● **CHALLENGE**: Each line containing the word "screenshot" must be collected.

● **INFORMATION SUPPLIED**:
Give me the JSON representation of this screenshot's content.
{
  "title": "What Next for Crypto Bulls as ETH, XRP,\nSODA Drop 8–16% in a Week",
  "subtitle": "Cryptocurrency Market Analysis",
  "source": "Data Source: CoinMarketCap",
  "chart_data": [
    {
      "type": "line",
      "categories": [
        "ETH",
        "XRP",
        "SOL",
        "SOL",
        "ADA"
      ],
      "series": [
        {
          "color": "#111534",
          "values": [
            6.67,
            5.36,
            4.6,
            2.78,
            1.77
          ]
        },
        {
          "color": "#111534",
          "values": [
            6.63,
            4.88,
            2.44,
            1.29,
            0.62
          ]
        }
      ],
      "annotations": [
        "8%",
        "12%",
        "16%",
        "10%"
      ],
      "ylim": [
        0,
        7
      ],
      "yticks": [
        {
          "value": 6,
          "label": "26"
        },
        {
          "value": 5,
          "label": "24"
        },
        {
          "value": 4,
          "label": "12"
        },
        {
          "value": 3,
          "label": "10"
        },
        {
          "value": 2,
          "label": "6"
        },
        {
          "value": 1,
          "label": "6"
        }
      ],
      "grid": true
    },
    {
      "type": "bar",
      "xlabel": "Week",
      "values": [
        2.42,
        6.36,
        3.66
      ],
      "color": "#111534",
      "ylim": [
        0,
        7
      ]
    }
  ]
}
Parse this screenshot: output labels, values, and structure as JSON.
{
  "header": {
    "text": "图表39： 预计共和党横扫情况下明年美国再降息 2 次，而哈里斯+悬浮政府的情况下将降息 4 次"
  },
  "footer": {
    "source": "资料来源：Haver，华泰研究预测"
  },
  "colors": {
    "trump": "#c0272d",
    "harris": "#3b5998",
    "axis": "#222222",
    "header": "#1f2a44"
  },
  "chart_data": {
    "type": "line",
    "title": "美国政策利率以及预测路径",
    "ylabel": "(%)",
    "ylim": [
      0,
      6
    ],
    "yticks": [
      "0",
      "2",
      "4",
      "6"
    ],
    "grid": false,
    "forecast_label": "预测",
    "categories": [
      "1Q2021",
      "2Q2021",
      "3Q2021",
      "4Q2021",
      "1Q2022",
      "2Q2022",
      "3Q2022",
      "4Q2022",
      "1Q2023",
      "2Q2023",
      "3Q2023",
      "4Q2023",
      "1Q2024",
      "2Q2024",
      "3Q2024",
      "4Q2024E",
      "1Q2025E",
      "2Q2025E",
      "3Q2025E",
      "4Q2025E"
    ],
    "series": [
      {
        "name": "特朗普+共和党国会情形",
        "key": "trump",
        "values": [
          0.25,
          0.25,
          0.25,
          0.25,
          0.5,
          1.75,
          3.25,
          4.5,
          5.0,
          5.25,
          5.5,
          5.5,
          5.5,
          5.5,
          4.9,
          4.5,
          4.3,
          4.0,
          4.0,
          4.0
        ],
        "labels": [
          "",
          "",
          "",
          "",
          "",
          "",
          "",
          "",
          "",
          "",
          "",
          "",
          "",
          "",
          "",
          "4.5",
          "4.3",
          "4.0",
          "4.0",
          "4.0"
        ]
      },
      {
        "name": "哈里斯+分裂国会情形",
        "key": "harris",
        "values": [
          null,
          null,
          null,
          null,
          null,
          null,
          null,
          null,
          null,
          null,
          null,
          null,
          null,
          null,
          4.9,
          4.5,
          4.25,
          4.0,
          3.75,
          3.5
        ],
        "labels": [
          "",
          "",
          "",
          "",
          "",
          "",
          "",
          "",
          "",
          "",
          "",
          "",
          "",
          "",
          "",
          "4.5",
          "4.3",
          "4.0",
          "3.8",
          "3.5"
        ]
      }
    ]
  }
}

● **RESPONSE TO THE TASK**:
Give me the JSON representation of this screenshot's content.
Parse this screenshot: output labels, values, and structure as JSON.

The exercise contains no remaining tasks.